- _Problem to solve_: Filter the entries below, keeping only lines with the word "compiled".

- _Figure dataset records_:
——————
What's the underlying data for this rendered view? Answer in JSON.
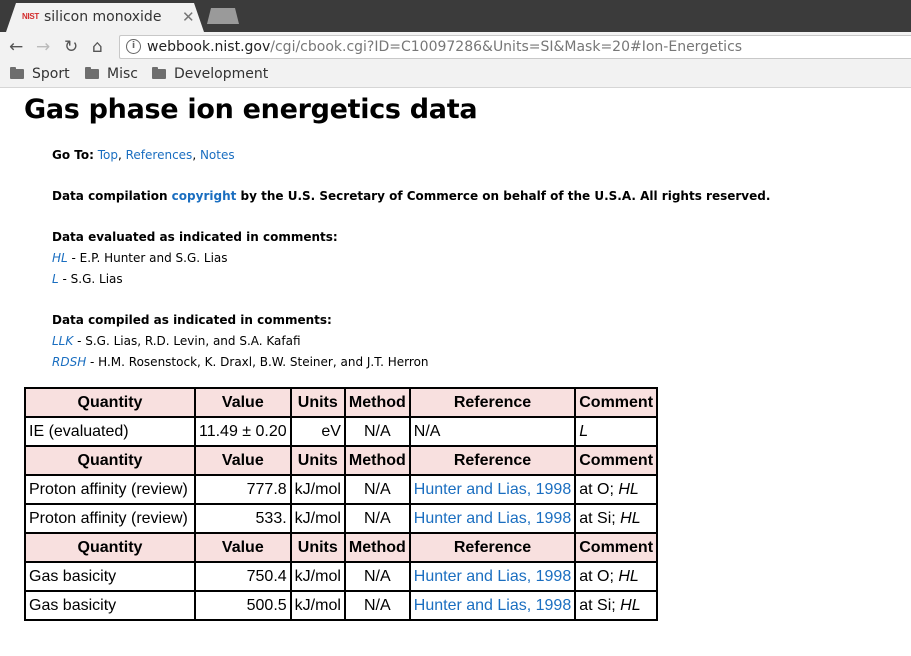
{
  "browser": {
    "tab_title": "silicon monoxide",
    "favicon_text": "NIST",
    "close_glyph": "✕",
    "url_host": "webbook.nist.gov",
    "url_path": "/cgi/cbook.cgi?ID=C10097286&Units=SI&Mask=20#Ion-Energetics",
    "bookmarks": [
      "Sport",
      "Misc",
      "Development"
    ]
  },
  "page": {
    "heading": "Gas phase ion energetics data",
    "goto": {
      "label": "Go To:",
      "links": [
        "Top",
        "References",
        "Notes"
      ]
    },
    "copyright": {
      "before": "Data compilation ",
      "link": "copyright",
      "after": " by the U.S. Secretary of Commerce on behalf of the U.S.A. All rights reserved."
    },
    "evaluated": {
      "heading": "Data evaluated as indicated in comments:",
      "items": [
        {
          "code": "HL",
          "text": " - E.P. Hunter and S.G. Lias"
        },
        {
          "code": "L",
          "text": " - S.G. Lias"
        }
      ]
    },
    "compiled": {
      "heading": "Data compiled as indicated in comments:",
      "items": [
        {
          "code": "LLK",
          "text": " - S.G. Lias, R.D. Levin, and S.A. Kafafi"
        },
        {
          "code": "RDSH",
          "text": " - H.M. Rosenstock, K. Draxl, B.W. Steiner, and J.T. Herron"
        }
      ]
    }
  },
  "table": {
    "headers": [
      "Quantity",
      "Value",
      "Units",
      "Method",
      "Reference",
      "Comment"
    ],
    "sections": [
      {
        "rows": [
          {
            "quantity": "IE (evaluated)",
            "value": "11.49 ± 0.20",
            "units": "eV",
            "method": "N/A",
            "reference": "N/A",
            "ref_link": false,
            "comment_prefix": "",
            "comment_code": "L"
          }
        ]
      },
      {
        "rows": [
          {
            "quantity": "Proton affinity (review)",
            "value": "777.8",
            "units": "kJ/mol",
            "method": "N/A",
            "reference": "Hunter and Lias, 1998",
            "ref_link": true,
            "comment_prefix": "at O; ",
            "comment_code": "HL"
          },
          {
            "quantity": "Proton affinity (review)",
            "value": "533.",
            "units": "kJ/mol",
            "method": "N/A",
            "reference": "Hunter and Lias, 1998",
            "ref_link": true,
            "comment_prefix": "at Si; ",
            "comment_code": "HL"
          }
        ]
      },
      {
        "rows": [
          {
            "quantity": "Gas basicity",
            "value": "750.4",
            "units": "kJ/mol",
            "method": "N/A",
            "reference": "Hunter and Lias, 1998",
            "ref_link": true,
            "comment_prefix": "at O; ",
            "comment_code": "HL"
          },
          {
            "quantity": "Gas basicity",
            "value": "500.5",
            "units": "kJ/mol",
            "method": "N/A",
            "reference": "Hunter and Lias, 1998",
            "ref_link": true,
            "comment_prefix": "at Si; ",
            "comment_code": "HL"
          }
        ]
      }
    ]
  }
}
——————
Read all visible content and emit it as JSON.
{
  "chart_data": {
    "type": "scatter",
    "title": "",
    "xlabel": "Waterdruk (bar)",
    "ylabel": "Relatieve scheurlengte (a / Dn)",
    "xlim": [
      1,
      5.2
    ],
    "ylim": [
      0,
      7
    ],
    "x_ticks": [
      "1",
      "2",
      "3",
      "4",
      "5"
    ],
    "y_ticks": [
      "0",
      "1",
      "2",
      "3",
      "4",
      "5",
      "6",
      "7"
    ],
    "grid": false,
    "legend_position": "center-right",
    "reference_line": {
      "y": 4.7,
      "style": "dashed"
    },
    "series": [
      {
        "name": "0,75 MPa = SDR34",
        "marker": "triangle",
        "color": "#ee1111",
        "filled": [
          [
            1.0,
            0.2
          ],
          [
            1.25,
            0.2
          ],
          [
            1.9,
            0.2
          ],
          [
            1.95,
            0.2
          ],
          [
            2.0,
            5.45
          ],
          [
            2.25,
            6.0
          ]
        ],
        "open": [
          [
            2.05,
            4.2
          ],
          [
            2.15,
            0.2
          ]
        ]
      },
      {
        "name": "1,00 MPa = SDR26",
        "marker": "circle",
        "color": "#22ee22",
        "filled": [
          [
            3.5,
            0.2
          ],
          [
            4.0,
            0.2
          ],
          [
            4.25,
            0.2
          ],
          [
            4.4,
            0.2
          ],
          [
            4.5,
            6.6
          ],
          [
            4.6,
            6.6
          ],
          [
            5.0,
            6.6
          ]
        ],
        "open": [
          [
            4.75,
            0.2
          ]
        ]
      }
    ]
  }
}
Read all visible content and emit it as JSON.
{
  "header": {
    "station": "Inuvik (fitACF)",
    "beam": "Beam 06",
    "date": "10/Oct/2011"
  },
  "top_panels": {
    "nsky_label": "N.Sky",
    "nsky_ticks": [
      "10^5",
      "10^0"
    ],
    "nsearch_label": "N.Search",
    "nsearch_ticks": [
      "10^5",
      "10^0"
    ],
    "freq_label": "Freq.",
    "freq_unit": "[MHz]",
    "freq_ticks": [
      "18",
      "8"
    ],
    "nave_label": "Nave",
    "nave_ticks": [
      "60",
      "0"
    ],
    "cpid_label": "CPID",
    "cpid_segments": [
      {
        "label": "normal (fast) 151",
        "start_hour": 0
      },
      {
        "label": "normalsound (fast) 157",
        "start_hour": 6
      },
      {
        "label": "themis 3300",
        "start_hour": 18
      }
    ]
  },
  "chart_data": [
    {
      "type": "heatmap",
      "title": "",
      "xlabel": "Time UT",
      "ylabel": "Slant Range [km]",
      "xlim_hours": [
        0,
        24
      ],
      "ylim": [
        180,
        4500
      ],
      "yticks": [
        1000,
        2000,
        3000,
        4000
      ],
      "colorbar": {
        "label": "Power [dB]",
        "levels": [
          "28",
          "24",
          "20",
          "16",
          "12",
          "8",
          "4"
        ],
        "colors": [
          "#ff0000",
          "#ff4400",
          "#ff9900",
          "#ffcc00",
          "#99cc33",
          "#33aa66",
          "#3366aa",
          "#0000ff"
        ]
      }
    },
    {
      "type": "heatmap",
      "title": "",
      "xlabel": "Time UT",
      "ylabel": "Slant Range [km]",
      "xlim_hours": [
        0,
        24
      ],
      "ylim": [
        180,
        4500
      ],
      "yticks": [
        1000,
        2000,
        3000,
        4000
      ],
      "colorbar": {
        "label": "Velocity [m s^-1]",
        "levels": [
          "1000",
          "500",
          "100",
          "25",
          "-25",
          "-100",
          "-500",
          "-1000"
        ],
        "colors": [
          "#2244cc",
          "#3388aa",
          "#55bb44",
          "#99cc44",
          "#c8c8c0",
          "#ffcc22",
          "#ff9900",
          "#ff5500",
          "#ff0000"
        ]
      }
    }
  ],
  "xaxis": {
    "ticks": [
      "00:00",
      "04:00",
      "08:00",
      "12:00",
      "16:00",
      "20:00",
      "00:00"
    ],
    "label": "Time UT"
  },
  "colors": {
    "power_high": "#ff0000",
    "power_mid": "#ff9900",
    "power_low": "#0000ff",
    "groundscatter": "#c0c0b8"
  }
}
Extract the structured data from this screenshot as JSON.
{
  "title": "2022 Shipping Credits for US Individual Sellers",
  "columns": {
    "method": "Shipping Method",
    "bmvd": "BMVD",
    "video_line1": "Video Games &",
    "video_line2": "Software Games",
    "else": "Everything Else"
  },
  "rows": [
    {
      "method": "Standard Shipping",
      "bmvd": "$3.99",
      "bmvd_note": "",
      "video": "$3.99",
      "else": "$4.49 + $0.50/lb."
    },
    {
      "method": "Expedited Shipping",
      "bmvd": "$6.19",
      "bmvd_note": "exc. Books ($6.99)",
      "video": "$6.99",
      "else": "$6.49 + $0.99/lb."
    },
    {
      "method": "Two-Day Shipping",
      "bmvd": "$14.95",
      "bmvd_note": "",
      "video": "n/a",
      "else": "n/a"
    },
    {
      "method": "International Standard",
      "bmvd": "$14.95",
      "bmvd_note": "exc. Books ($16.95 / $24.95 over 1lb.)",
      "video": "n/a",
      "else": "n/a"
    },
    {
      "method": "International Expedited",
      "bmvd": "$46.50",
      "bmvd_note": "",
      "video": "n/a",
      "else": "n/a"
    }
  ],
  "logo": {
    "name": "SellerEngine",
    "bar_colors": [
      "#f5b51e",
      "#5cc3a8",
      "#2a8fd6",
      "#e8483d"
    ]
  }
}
——————
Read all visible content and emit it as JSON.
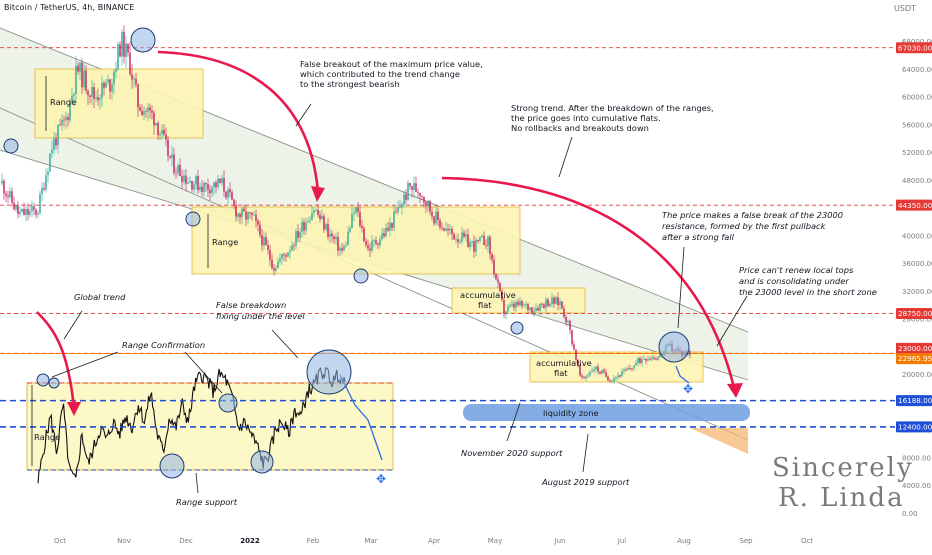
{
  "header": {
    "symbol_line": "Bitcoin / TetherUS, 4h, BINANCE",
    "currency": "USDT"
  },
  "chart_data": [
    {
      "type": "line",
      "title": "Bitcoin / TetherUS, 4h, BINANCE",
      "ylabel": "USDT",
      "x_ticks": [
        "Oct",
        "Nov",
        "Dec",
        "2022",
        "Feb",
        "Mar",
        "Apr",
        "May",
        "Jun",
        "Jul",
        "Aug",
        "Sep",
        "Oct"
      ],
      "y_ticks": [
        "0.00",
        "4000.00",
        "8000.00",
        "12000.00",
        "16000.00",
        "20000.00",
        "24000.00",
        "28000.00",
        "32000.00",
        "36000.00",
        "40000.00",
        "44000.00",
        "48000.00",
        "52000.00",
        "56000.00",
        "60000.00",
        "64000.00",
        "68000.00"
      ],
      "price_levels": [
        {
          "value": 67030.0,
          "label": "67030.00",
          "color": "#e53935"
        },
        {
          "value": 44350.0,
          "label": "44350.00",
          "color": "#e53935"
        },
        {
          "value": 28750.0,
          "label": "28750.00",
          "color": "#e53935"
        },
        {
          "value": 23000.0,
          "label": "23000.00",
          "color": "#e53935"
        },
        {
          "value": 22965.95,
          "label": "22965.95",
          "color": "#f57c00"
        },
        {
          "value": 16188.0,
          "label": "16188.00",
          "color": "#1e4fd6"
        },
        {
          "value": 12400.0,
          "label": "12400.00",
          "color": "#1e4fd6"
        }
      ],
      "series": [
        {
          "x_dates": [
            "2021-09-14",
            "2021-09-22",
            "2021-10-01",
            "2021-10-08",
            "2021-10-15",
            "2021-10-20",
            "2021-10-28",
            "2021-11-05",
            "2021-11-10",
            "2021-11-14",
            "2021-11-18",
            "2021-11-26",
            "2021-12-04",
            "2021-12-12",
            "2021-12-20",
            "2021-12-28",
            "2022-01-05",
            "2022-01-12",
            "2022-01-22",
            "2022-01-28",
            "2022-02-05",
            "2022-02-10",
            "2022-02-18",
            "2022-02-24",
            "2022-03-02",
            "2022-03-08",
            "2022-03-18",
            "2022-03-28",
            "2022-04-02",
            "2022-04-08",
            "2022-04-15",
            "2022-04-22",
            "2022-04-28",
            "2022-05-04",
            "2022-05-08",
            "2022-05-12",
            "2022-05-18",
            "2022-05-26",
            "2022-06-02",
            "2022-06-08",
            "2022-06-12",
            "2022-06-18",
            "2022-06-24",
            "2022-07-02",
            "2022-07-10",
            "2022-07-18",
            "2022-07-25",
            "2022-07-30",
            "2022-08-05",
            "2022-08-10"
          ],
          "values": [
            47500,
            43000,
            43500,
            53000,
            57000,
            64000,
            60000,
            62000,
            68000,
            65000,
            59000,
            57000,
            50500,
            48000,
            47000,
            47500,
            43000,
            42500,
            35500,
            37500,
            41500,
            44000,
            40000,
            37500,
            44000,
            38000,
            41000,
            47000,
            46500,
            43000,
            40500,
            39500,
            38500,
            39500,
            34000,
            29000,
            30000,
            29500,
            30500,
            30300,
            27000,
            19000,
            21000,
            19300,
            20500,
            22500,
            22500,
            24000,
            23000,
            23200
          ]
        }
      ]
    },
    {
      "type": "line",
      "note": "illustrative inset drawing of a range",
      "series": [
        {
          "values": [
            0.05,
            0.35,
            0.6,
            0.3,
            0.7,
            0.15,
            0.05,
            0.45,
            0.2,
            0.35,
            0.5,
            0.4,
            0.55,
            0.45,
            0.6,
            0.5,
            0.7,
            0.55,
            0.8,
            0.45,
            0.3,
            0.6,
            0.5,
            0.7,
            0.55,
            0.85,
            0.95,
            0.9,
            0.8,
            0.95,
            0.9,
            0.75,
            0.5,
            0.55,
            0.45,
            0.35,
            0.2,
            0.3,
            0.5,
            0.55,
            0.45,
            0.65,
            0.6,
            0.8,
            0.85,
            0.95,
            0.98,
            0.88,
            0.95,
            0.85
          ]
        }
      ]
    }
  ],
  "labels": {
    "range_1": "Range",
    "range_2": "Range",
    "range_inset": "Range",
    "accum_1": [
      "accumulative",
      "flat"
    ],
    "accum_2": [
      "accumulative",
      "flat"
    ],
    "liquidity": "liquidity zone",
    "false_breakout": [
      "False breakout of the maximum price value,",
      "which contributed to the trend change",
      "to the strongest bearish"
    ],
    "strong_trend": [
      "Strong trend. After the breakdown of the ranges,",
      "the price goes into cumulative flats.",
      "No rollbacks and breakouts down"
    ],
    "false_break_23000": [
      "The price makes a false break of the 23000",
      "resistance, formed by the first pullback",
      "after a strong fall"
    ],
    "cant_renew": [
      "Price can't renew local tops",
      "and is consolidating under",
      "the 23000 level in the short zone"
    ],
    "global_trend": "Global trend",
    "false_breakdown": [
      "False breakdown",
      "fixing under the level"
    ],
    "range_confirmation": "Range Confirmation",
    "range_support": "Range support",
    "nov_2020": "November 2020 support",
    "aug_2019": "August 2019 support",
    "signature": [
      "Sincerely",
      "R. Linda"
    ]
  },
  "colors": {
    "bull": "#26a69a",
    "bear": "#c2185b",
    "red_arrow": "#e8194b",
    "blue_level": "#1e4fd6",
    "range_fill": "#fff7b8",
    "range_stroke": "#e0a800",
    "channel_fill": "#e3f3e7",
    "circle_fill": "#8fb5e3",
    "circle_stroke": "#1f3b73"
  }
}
——————
- _Solution to this problem_:
    "compiled": {
      "heading": "Data compiled as indicated in comments:",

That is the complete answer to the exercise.